## Supplied material
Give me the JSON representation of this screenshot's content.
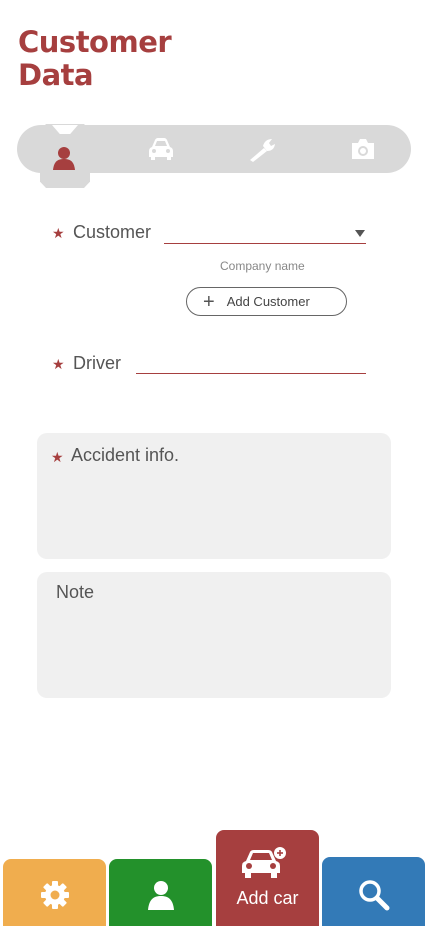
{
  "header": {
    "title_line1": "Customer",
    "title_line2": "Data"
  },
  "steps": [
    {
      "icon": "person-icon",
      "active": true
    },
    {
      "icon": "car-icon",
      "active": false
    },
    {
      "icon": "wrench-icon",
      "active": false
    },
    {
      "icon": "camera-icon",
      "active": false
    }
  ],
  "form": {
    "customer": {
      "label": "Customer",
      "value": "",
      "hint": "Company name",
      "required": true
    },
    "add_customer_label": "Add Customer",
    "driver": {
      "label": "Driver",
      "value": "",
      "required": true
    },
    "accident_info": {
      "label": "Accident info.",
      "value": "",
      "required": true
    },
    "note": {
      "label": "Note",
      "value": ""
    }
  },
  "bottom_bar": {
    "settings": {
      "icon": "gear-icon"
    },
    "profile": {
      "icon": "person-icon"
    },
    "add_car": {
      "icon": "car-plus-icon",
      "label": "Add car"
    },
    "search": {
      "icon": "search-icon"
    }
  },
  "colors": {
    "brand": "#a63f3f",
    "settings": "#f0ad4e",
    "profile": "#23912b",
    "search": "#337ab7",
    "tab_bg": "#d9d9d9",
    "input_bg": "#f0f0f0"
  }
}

## Stated exercise
From start to finish, output the listing exactly, but omit its pictures.

## Correct answer
Give me the JSON representation of this screenshot's content.
{
  "header": {
    "title_line1": "Customer",
    "title_line2": "Data"
  },
  "steps": [
    {
      "icon": "person-icon",
      "active": true
    },
    {
      "icon": "car-icon",
      "active": false
    },
    {
      "icon": "wrench-icon",
      "active": false
    },
    {
      "icon": "camera-icon",
      "active": false
    }
  ],
  "form": {
    "customer": {
      "label": "Customer",
      "value": "",
      "hint": "Company name",
      "required": true
    },
    "add_customer_label": "Add Customer",
    "driver": {
      "label": "Driver",
      "value": "",
      "required": true
    },
    "accident_info": {
      "label": "Accident info.",
      "value": "",
      "required": true
    },
    "note": {
      "label": "Note",
      "value": ""
    }
  },
  "bottom_bar": {
    "settings": {
      "icon": "gear-icon"
    },
    "profile": {
      "icon": "person-icon"
    },
    "add_car": {
      "icon": "car-plus-icon",
      "label": "Add car"
    },
    "search": {
      "icon": "search-icon"
    }
  },
  "colors": {
    "brand": "#a63f3f",
    "settings": "#f0ad4e",
    "profile": "#23912b",
    "search": "#337ab7",
    "tab_bg": "#d9d9d9",
    "input_bg": "#f0f0f0"
  }
}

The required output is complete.